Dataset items
=====
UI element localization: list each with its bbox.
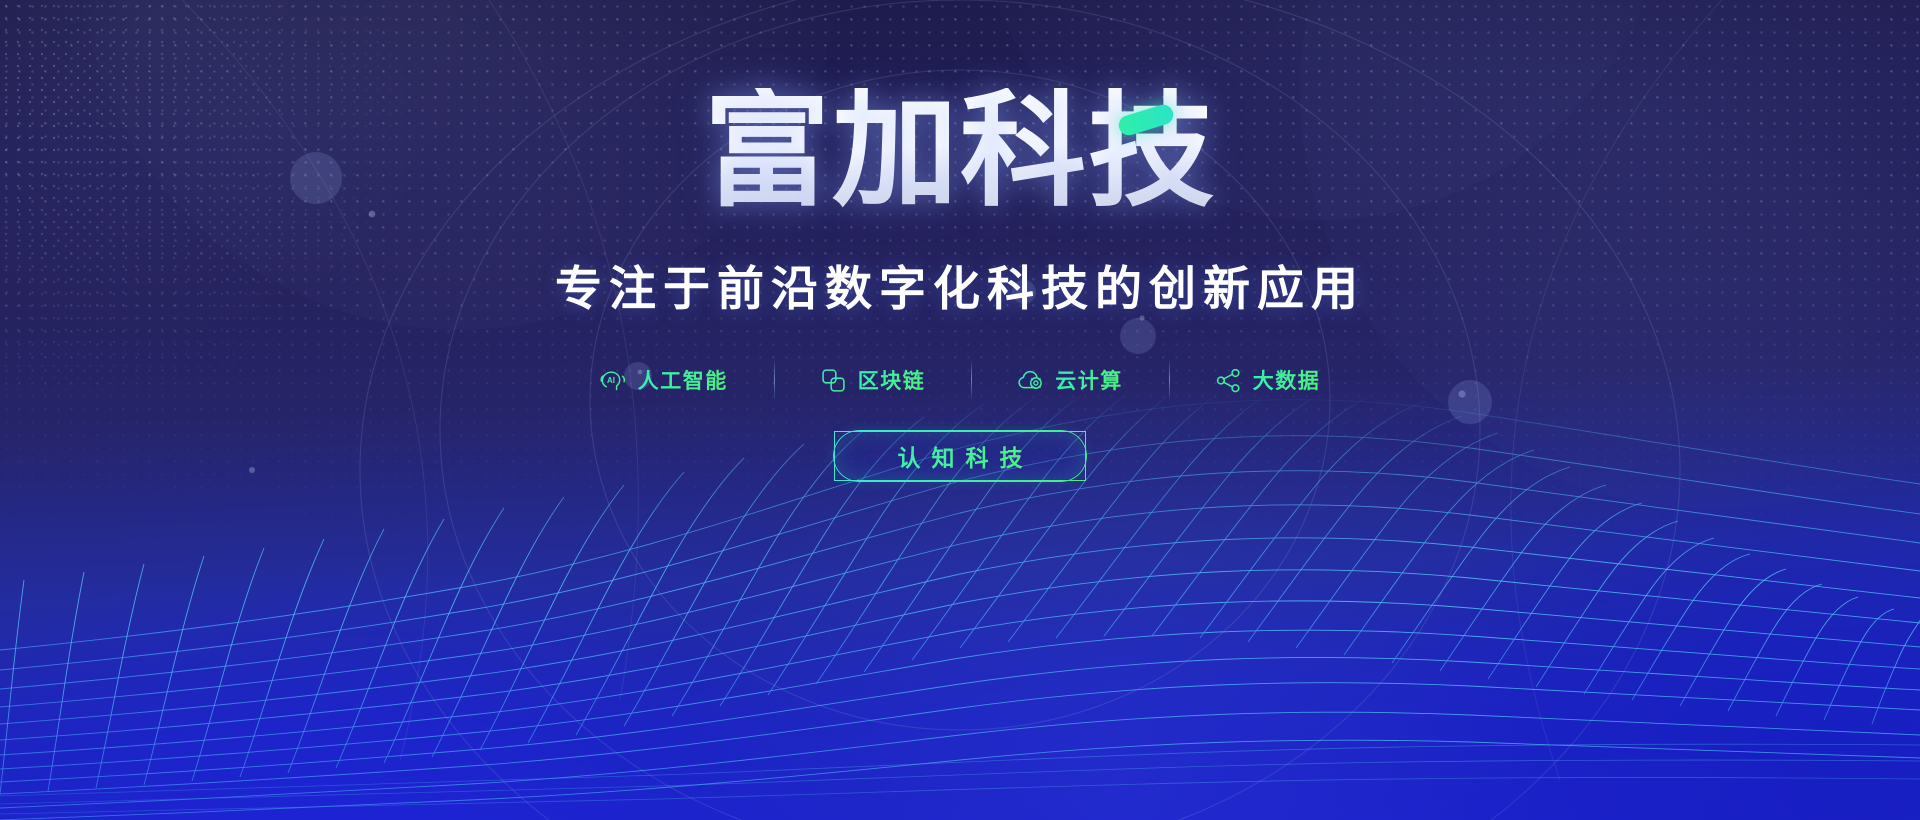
ai-head-icon: AI [600, 367, 627, 394]
hero-content: 富 加 科 技 专注于前沿数字化科技的创新应用 A [0, 0, 1920, 820]
brand-wordmark: 富 加 科 技 [704, 88, 1216, 216]
cta-pill-label: 认知科技 [887, 439, 1034, 473]
feature-tag-ai[interactable]: AI 人工智能 [554, 365, 774, 395]
brand-char-3: 科 [960, 88, 1088, 214]
feature-label-cloud: 云计算 [1055, 365, 1123, 395]
feature-label-bigdata: 大数据 [1253, 365, 1321, 395]
hero-tagline: 专注于前沿数字化科技的创新应用 [555, 250, 1365, 319]
feature-tag-list: AI 人工智能 区块链 [554, 363, 1367, 397]
brand-char-1: 富 [704, 88, 832, 214]
feature-tag-blockchain[interactable]: 区块链 [774, 365, 972, 395]
feature-label-ai: 人工智能 [638, 365, 728, 395]
hero-banner: 富 加 科 技 专注于前沿数字化科技的创新应用 A [0, 0, 1920, 820]
cloud-gear-icon [1017, 367, 1044, 394]
share-nodes-icon [1215, 367, 1242, 394]
cta-pill-button[interactable]: 认知科技 [834, 431, 1086, 481]
brand-char-2: 加 [832, 88, 960, 214]
blockchain-icon [820, 367, 847, 394]
feature-tag-bigdata[interactable]: 大数据 [1169, 365, 1367, 395]
feature-tag-cloud[interactable]: 云计算 [971, 365, 1169, 395]
svg-text:AI: AI [607, 376, 615, 385]
feature-label-blockchain: 区块链 [858, 365, 926, 395]
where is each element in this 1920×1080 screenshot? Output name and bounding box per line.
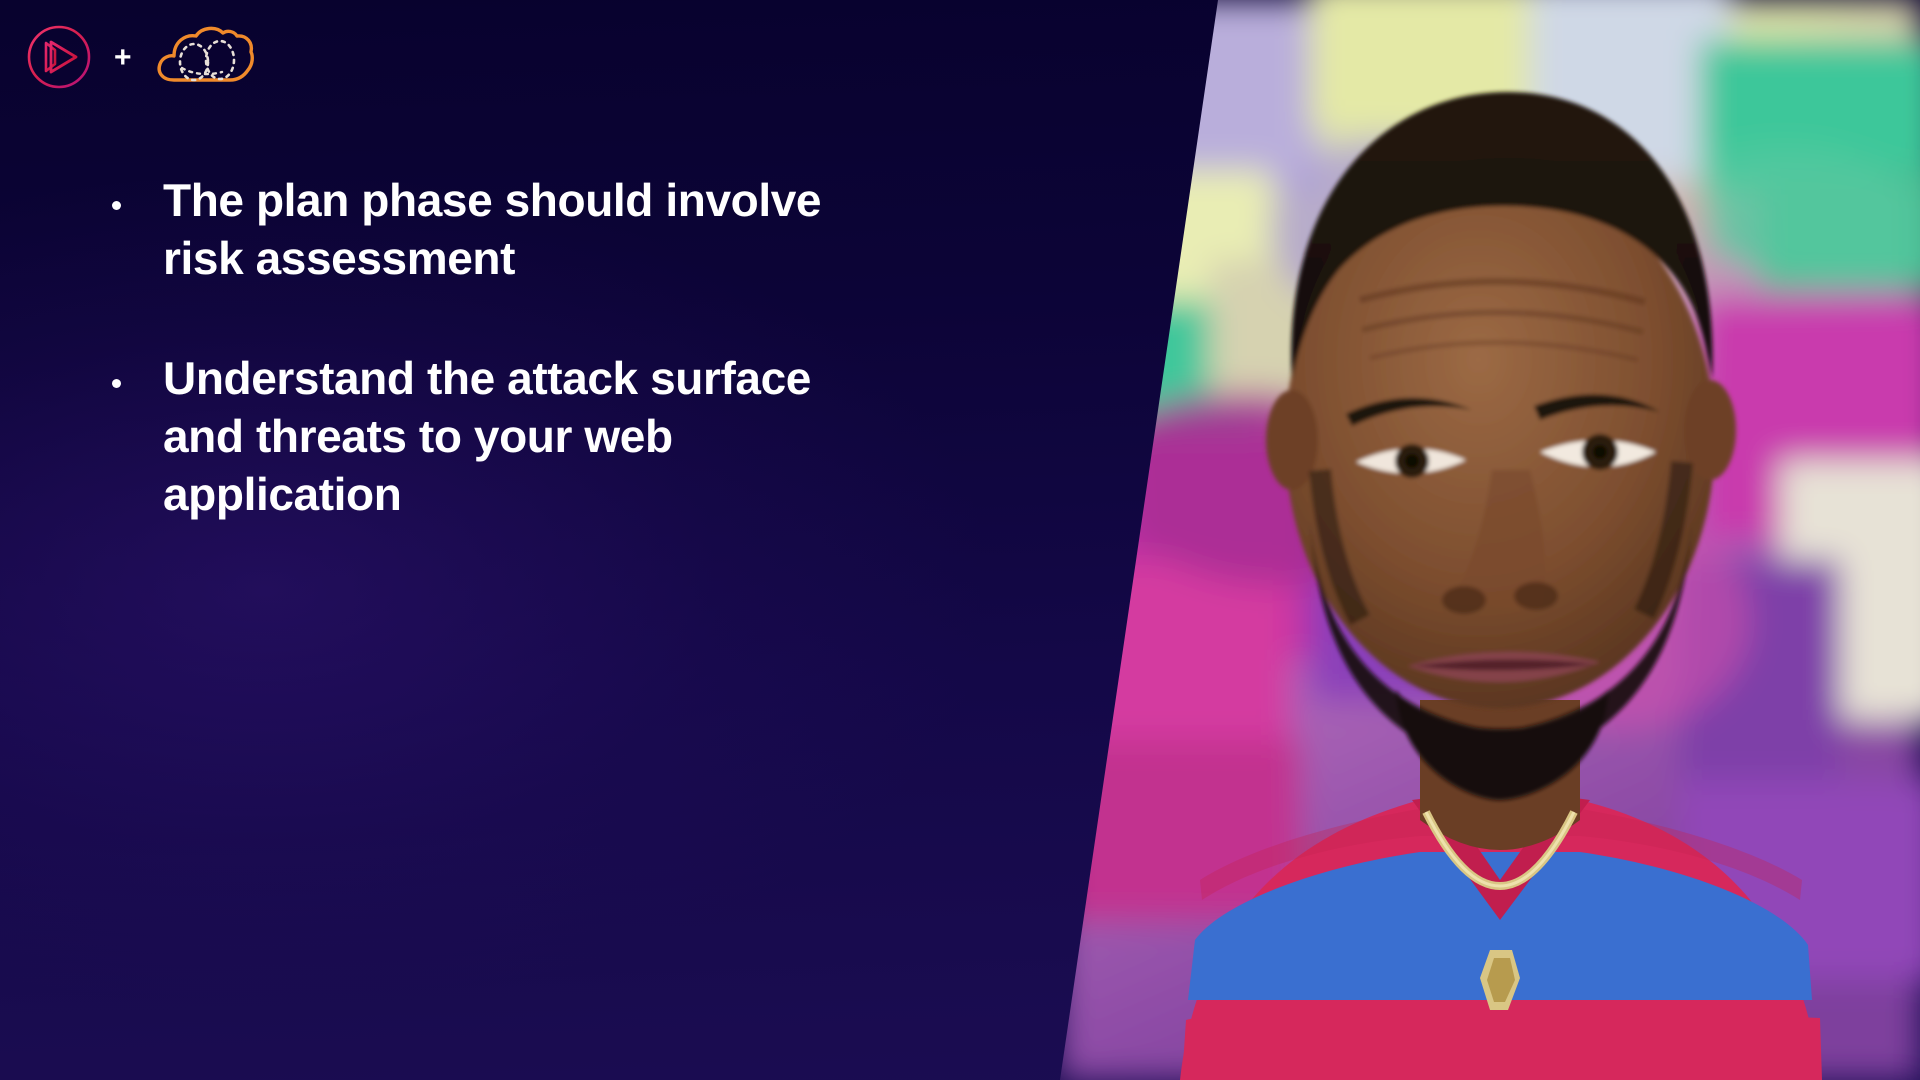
- bullet-list: The plan phase should involve risk asses…: [112, 172, 892, 524]
- list-item: Understand the attack surface and threat…: [112, 350, 892, 524]
- list-item: The plan phase should involve risk asses…: [112, 172, 892, 288]
- plus-separator: +: [114, 43, 132, 73]
- play-arrow-circle-icon: [24, 22, 94, 92]
- bullet-dot-icon: [112, 379, 121, 388]
- bullet-text: Understand the attack surface and threat…: [163, 350, 863, 524]
- bullet-text: The plan phase should involve risk asses…: [163, 172, 863, 288]
- slide-canvas: + The plan phase should involve risk ass…: [0, 0, 1920, 1080]
- cloud-dotted-icon: [152, 22, 256, 92]
- logo-bar: +: [24, 14, 256, 100]
- bullet-dot-icon: [112, 201, 121, 210]
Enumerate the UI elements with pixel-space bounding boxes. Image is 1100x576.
=====
Output every line of the records above as a numbered list, leaving out any blank lines and the pictures.

CORRECT RESULT =
1. UI element localization: list each with its bbox.
2. ai-head-icon: AI [600, 367, 627, 394]
3. hero-content: 富 加 科 技 专注于前沿数字化科技的创新应用 A [0, 0, 1920, 820]
4. brand-wordmark: 富 加 科 技 [704, 88, 1216, 216]
5. cta-pill-label: 认知科技 [887, 439, 1034, 473]
6. feature-tag-ai[interactable]: AI 人工智能 [554, 365, 774, 395]
7. brand-char-3: 科 [960, 88, 1088, 214]
8. feature-label-cloud: 云计算 [1055, 365, 1123, 395]
9. feature-label-bigdata: 大数据 [1253, 365, 1321, 395]
10. hero-tagline: 专注于前沿数字化科技的创新应用 [555, 250, 1365, 319]
11. feature-tag-list: AI 人工智能 区块链 [554, 363, 1367, 397]
12. brand-char-1: 富 [704, 88, 832, 214]
13. feature-tag-blockchain[interactable]: 区块链 [774, 365, 972, 395]
14. feature-label-ai: 人工智能 [638, 365, 728, 395]
15. hero-banner: 富 加 科 技 专注于前沿数字化科技的创新应用 A [0, 0, 1920, 820]
16. cloud-gear-icon [1017, 367, 1044, 394]
17. share-nodes-icon [1215, 367, 1242, 394]
18. cta-pill-button[interactable]: 认知科技 [834, 431, 1086, 481]
19. brand-char-2: 加 [832, 88, 960, 214]
20. blockchain-icon [820, 367, 847, 394]
21. feature-tag-bigdata[interactable]: 大数据 [1169, 365, 1367, 395]
22. feature-tag-cloud[interactable]: 云计算 [971, 365, 1169, 395]
23. svg-text:AI: AI [607, 376, 615, 385]
24. feature-label-blockchain: 区块链 [858, 365, 926, 395]
25. where is each element in this 1920×1080 screenshot? Output name and bounding box per line.
26. - bullet-list: The plan phase should involve risk asses…: [112, 172, 892, 524]
27. - list-item: Understand the attack surface and threat…: [112, 350, 892, 524]
28. - list-item: The plan phase should involve risk asses…: [112, 172, 892, 288]
29. - plus-separator: +: [114, 43, 132, 73]
30. - play-arrow-circle-icon: [24, 22, 94, 92]
31. - bullet-dot-icon: [112, 379, 121, 388]
32. - bullet-text: Understand the attack surface and threat…: [163, 350, 863, 524]
33. - bullet-text: The plan phase should involve risk asses…: [163, 172, 863, 288]
34. - slide-canvas: + The plan phase should involve risk ass…: [0, 0, 1920, 1080]
35. - cloud-dotted-icon: [152, 22, 256, 92]
36. - logo-bar: +: [24, 14, 256, 100]
37. - bullet-dot-icon: [112, 201, 121, 210]
38. Enumerate the UI elements with pixel-space bounding boxes. Image is 1100x576.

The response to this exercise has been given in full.